** TASK INSTRUCTIONS **
Exactly reproduce the entries, dropping any pictures from your copy.

** EXTRACTED DATA **
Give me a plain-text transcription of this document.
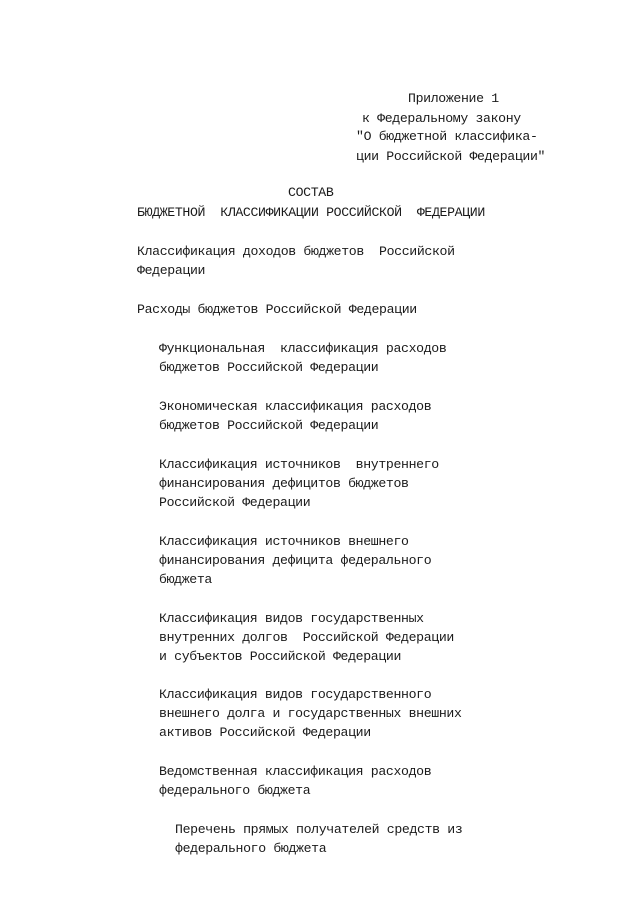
Приложение 1
к Федеральному закону
"О бюджетной классифика-
ции Российской Федерации"
СОСТАВ
БЮДЖЕТНОЙ  КЛАССИФИКАЦИИ РОССИЙСКОЙ  ФЕДЕРАЦИИ
Классификация доходов бюджетов  Российской
Федерации
Расходы бюджетов Российской Федерации
Функциональная  классификация расходов
бюджетов Российской Федерации
Экономическая классификация расходов
бюджетов Российской Федерации
Классификация источников  внутреннего
финансирования дефицитов бюджетов
Российской Федерации
Классификация источников внешнего
финансирования дефицита федерального
бюджета
Классификация видов государственных
внутренних долгов  Российской Федерации
и субъектов Российской Федерации
Классификация видов государственного
внешнего долга и государственных внешних
активов Российской Федерации
Ведомственная классификация расходов
федерального бюджета
Перечень прямых получателей средств из
федерального бюджета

** COMPLETED TASK **
Give me a plain-text transcription of this document.
Приложение 1
к Федеральному закону
"О бюджетной классифика-
ции Российской Федерации"
СОСТАВ
БЮДЖЕТНОЙ  КЛАССИФИКАЦИИ РОССИЙСКОЙ  ФЕДЕРАЦИИ
Классификация доходов бюджетов  Российской
Федерации
Расходы бюджетов Российской Федерации
Функциональная  классификация расходов
бюджетов Российской Федерации
Экономическая классификация расходов
бюджетов Российской Федерации
Классификация источников  внутреннего
финансирования дефицитов бюджетов
Российской Федерации
Классификация источников внешнего
финансирования дефицита федерального
бюджета
Классификация видов государственных
внутренних долгов  Российской Федерации
и субъектов Российской Федерации
Классификация видов государственного
внешнего долга и государственных внешних
активов Российской Федерации
Ведомственная классификация расходов
федерального бюджета
Перечень прямых получателей средств из
федерального бюджета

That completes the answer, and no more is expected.